- _Prompt_
Check every line below for the word "title" and show those that hold it.

- _Records provided_
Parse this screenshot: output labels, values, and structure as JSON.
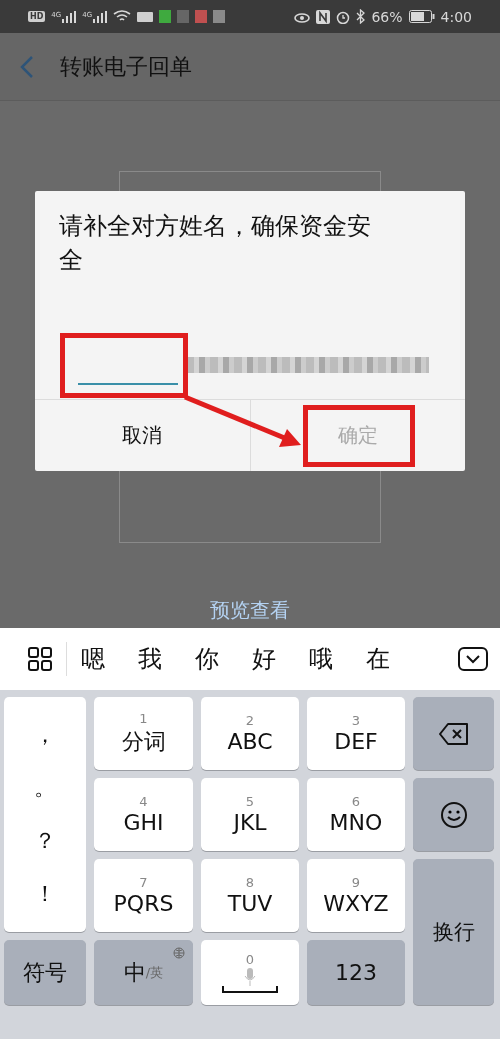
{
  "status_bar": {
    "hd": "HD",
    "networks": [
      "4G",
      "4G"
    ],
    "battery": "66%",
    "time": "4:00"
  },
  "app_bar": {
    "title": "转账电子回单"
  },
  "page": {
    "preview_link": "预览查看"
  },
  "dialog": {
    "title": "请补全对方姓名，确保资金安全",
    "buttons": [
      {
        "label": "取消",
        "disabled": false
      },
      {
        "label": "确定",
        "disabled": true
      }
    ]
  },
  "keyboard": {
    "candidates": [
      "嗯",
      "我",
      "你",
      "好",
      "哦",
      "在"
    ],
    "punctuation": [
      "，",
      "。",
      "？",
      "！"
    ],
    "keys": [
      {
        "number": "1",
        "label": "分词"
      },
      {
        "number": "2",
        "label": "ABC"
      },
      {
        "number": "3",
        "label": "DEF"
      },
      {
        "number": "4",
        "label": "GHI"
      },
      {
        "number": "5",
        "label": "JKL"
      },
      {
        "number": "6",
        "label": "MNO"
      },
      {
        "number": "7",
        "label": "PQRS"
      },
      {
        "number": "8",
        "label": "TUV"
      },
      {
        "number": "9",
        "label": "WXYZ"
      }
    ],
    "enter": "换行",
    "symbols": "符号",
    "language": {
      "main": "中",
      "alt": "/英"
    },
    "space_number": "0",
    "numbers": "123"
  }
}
---
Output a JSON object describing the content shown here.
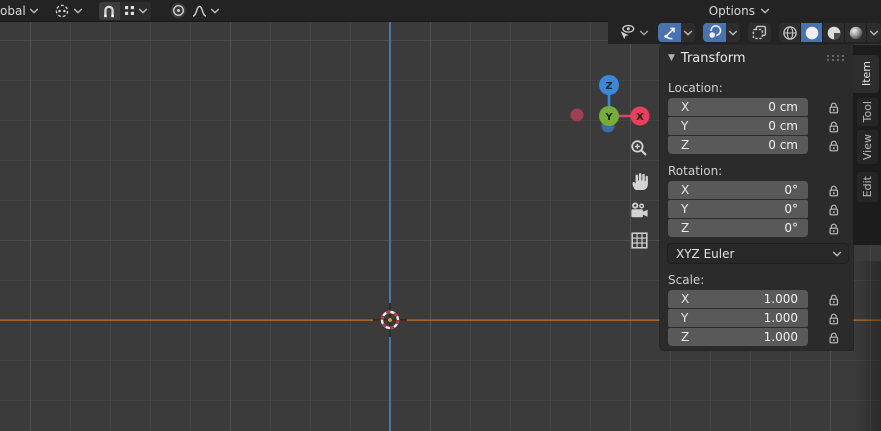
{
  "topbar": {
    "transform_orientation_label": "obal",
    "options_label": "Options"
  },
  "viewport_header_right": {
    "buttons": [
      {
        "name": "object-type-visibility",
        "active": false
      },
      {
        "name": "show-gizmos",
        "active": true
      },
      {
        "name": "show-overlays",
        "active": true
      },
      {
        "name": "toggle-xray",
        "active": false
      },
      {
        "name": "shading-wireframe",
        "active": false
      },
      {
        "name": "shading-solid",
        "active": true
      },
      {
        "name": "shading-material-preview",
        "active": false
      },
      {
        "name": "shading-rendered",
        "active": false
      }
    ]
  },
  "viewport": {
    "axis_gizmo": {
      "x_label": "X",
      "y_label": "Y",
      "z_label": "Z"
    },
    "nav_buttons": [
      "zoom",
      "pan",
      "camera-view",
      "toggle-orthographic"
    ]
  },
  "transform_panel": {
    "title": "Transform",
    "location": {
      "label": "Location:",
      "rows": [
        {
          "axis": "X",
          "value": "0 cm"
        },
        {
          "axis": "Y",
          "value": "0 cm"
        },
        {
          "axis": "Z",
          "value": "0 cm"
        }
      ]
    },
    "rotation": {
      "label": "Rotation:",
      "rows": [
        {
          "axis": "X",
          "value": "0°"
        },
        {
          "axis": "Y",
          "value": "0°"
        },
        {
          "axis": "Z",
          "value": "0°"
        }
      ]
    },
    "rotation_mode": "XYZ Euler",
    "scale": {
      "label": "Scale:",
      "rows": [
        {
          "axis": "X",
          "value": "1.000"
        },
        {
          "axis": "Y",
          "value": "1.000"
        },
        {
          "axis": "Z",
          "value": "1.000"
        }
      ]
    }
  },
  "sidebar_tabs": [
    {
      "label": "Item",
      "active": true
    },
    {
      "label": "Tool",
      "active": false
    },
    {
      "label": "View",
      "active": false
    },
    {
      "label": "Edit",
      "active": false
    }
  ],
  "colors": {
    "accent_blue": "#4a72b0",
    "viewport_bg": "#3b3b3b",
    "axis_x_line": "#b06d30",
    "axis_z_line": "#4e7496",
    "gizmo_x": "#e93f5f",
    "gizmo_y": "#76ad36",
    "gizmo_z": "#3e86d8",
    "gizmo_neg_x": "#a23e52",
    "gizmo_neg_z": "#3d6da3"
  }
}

- _Complete output_
    "title": "转账电子回单"
    "title": "请补全对方姓名，确保资金安全",
    "title": "Transform",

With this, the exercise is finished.